■ Exercise ■
Print all entries word for word.

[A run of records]
>>>>>
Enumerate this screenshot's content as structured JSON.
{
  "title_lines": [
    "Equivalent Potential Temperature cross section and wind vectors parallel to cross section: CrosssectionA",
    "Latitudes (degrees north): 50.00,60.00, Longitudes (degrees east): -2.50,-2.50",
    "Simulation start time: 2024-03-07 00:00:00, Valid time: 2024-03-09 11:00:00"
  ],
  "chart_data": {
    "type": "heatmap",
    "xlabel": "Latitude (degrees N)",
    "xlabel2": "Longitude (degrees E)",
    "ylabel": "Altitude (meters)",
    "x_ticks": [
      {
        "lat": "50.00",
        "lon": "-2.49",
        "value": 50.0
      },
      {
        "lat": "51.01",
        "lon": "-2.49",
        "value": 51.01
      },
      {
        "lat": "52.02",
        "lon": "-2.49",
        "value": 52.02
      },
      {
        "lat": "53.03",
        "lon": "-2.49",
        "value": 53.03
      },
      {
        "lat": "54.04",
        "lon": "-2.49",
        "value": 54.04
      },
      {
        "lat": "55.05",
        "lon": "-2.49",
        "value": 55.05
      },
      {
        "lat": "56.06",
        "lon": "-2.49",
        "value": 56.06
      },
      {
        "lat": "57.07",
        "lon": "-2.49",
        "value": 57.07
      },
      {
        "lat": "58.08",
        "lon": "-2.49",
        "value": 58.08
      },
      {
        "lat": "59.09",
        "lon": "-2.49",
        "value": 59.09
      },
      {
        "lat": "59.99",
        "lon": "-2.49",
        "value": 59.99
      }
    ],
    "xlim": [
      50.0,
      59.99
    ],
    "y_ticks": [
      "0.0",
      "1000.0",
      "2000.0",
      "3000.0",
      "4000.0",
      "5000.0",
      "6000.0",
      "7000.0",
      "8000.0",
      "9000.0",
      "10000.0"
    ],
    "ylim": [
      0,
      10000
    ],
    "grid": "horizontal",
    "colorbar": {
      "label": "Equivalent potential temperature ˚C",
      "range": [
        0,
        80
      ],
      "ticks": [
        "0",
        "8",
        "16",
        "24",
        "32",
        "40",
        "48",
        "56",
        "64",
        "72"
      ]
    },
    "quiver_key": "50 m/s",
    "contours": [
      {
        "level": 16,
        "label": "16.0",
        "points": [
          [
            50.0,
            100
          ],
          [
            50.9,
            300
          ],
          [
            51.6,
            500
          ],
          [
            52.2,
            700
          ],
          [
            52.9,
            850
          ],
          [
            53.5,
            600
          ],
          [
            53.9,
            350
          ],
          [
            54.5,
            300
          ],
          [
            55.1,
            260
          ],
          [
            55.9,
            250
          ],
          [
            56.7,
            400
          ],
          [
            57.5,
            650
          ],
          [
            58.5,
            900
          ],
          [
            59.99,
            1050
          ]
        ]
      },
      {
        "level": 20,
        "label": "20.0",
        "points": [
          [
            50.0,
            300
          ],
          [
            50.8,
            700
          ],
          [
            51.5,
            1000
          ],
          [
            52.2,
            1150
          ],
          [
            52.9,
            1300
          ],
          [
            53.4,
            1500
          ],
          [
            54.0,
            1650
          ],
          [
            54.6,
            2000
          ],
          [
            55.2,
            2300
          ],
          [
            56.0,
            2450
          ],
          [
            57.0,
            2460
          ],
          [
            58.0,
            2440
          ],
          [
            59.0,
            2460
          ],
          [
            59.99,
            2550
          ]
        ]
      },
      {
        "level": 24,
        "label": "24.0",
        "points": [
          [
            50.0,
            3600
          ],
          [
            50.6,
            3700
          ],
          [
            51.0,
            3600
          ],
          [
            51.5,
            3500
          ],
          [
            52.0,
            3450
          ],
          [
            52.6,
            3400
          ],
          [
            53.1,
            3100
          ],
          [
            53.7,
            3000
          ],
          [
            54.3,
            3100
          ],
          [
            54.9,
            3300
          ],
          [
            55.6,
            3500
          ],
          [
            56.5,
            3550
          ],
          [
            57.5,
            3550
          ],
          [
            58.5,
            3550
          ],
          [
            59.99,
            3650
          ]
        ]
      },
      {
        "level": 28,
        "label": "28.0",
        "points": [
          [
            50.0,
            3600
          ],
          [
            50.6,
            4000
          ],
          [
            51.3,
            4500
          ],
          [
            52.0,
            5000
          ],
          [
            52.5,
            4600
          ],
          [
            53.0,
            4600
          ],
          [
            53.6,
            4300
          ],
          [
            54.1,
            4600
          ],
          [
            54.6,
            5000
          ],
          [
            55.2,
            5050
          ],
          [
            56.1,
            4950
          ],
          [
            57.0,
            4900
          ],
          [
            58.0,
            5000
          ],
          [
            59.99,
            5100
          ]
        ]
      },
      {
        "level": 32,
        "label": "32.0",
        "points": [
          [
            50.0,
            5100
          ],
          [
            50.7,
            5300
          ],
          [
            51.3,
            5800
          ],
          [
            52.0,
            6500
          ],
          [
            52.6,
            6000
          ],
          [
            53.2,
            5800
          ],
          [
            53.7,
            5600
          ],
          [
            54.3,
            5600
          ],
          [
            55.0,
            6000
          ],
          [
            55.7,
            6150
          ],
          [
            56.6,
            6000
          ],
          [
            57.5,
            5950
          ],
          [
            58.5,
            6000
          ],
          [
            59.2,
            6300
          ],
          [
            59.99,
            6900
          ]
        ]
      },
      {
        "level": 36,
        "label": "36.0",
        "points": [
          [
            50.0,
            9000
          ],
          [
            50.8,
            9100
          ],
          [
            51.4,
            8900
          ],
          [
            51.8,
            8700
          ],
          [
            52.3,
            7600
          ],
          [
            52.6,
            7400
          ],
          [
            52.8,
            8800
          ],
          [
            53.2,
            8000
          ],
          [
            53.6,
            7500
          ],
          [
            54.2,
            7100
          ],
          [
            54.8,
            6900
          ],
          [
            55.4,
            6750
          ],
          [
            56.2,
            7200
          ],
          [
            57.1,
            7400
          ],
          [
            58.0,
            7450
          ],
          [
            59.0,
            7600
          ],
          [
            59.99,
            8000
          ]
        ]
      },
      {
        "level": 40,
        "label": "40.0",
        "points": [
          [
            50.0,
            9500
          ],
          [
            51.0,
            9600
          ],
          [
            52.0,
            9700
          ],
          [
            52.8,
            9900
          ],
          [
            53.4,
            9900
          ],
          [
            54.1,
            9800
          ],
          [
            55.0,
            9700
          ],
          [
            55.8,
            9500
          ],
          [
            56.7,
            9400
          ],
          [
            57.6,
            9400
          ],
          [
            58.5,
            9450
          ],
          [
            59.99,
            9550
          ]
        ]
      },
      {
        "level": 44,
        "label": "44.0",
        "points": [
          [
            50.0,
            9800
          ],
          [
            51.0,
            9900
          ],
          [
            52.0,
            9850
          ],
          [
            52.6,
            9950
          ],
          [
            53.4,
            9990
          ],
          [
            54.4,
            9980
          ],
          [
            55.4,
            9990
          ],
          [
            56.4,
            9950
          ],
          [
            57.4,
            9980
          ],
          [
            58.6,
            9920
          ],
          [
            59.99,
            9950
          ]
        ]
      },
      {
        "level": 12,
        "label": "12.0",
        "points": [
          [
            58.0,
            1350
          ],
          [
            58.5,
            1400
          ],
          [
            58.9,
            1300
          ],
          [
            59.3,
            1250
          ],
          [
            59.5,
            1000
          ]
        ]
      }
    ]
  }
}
<<<<<
■ The reply ■
Enumerate this screenshot's content as structured JSON.
{
  "title_lines": [
    "Equivalent Potential Temperature cross section and wind vectors parallel to cross section: CrosssectionA",
    "Latitudes (degrees north): 50.00,60.00, Longitudes (degrees east): -2.50,-2.50",
    "Simulation start time: 2024-03-07 00:00:00, Valid time: 2024-03-09 11:00:00"
  ],
  "chart_data": {
    "type": "heatmap",
    "xlabel": "Latitude (degrees N)",
    "xlabel2": "Longitude (degrees E)",
    "ylabel": "Altitude (meters)",
    "x_ticks": [
      {
        "lat": "50.00",
        "lon": "-2.49",
        "value": 50.0
      },
      {
        "lat": "51.01",
        "lon": "-2.49",
        "value": 51.01
      },
      {
        "lat": "52.02",
        "lon": "-2.49",
        "value": 52.02
      },
      {
        "lat": "53.03",
        "lon": "-2.49",
        "value": 53.03
      },
      {
        "lat": "54.04",
        "lon": "-2.49",
        "value": 54.04
      },
      {
        "lat": "55.05",
        "lon": "-2.49",
        "value": 55.05
      },
      {
        "lat": "56.06",
        "lon": "-2.49",
        "value": 56.06
      },
      {
        "lat": "57.07",
        "lon": "-2.49",
        "value": 57.07
      },
      {
        "lat": "58.08",
        "lon": "-2.49",
        "value": 58.08
      },
      {
        "lat": "59.09",
        "lon": "-2.49",
        "value": 59.09
      },
      {
        "lat": "59.99",
        "lon": "-2.49",
        "value": 59.99
      }
    ],
    "xlim": [
      50.0,
      59.99
    ],
    "y_ticks": [
      "0.0",
      "1000.0",
      "2000.0",
      "3000.0",
      "4000.0",
      "5000.0",
      "6000.0",
      "7000.0",
      "8000.0",
      "9000.0",
      "10000.0"
    ],
    "ylim": [
      0,
      10000
    ],
    "grid": "horizontal",
    "colorbar": {
      "label": "Equivalent potential temperature ˚C",
      "range": [
        0,
        80
      ],
      "ticks": [
        "0",
        "8",
        "16",
        "24",
        "32",
        "40",
        "48",
        "56",
        "64",
        "72"
      ]
    },
    "quiver_key": "50 m/s",
    "contours": [
      {
        "level": 16,
        "label": "16.0",
        "points": [
          [
            50.0,
            100
          ],
          [
            50.9,
            300
          ],
          [
            51.6,
            500
          ],
          [
            52.2,
            700
          ],
          [
            52.9,
            850
          ],
          [
            53.5,
            600
          ],
          [
            53.9,
            350
          ],
          [
            54.5,
            300
          ],
          [
            55.1,
            260
          ],
          [
            55.9,
            250
          ],
          [
            56.7,
            400
          ],
          [
            57.5,
            650
          ],
          [
            58.5,
            900
          ],
          [
            59.99,
            1050
          ]
        ]
      },
      {
        "level": 20,
        "label": "20.0",
        "points": [
          [
            50.0,
            300
          ],
          [
            50.8,
            700
          ],
          [
            51.5,
            1000
          ],
          [
            52.2,
            1150
          ],
          [
            52.9,
            1300
          ],
          [
            53.4,
            1500
          ],
          [
            54.0,
            1650
          ],
          [
            54.6,
            2000
          ],
          [
            55.2,
            2300
          ],
          [
            56.0,
            2450
          ],
          [
            57.0,
            2460
          ],
          [
            58.0,
            2440
          ],
          [
            59.0,
            2460
          ],
          [
            59.99,
            2550
          ]
        ]
      },
      {
        "level": 24,
        "label": "24.0",
        "points": [
          [
            50.0,
            3600
          ],
          [
            50.6,
            3700
          ],
          [
            51.0,
            3600
          ],
          [
            51.5,
            3500
          ],
          [
            52.0,
            3450
          ],
          [
            52.6,
            3400
          ],
          [
            53.1,
            3100
          ],
          [
            53.7,
            3000
          ],
          [
            54.3,
            3100
          ],
          [
            54.9,
            3300
          ],
          [
            55.6,
            3500
          ],
          [
            56.5,
            3550
          ],
          [
            57.5,
            3550
          ],
          [
            58.5,
            3550
          ],
          [
            59.99,
            3650
          ]
        ]
      },
      {
        "level": 28,
        "label": "28.0",
        "points": [
          [
            50.0,
            3600
          ],
          [
            50.6,
            4000
          ],
          [
            51.3,
            4500
          ],
          [
            52.0,
            5000
          ],
          [
            52.5,
            4600
          ],
          [
            53.0,
            4600
          ],
          [
            53.6,
            4300
          ],
          [
            54.1,
            4600
          ],
          [
            54.6,
            5000
          ],
          [
            55.2,
            5050
          ],
          [
            56.1,
            4950
          ],
          [
            57.0,
            4900
          ],
          [
            58.0,
            5000
          ],
          [
            59.99,
            5100
          ]
        ]
      },
      {
        "level": 32,
        "label": "32.0",
        "points": [
          [
            50.0,
            5100
          ],
          [
            50.7,
            5300
          ],
          [
            51.3,
            5800
          ],
          [
            52.0,
            6500
          ],
          [
            52.6,
            6000
          ],
          [
            53.2,
            5800
          ],
          [
            53.7,
            5600
          ],
          [
            54.3,
            5600
          ],
          [
            55.0,
            6000
          ],
          [
            55.7,
            6150
          ],
          [
            56.6,
            6000
          ],
          [
            57.5,
            5950
          ],
          [
            58.5,
            6000
          ],
          [
            59.2,
            6300
          ],
          [
            59.99,
            6900
          ]
        ]
      },
      {
        "level": 36,
        "label": "36.0",
        "points": [
          [
            50.0,
            9000
          ],
          [
            50.8,
            9100
          ],
          [
            51.4,
            8900
          ],
          [
            51.8,
            8700
          ],
          [
            52.3,
            7600
          ],
          [
            52.6,
            7400
          ],
          [
            52.8,
            8800
          ],
          [
            53.2,
            8000
          ],
          [
            53.6,
            7500
          ],
          [
            54.2,
            7100
          ],
          [
            54.8,
            6900
          ],
          [
            55.4,
            6750
          ],
          [
            56.2,
            7200
          ],
          [
            57.1,
            7400
          ],
          [
            58.0,
            7450
          ],
          [
            59.0,
            7600
          ],
          [
            59.99,
            8000
          ]
        ]
      },
      {
        "level": 40,
        "label": "40.0",
        "points": [
          [
            50.0,
            9500
          ],
          [
            51.0,
            9600
          ],
          [
            52.0,
            9700
          ],
          [
            52.8,
            9900
          ],
          [
            53.4,
            9900
          ],
          [
            54.1,
            9800
          ],
          [
            55.0,
            9700
          ],
          [
            55.8,
            9500
          ],
          [
            56.7,
            9400
          ],
          [
            57.6,
            9400
          ],
          [
            58.5,
            9450
          ],
          [
            59.99,
            9550
          ]
        ]
      },
      {
        "level": 44,
        "label": "44.0",
        "points": [
          [
            50.0,
            9800
          ],
          [
            51.0,
            9900
          ],
          [
            52.0,
            9850
          ],
          [
            52.6,
            9950
          ],
          [
            53.4,
            9990
          ],
          [
            54.4,
            9980
          ],
          [
            55.4,
            9990
          ],
          [
            56.4,
            9950
          ],
          [
            57.4,
            9980
          ],
          [
            58.6,
            9920
          ],
          [
            59.99,
            9950
          ]
        ]
      },
      {
        "level": 12,
        "label": "12.0",
        "points": [
          [
            58.0,
            1350
          ],
          [
            58.5,
            1400
          ],
          [
            58.9,
            1300
          ],
          [
            59.3,
            1250
          ],
          [
            59.5,
            1000
          ]
        ]
      }
    ]
  }
}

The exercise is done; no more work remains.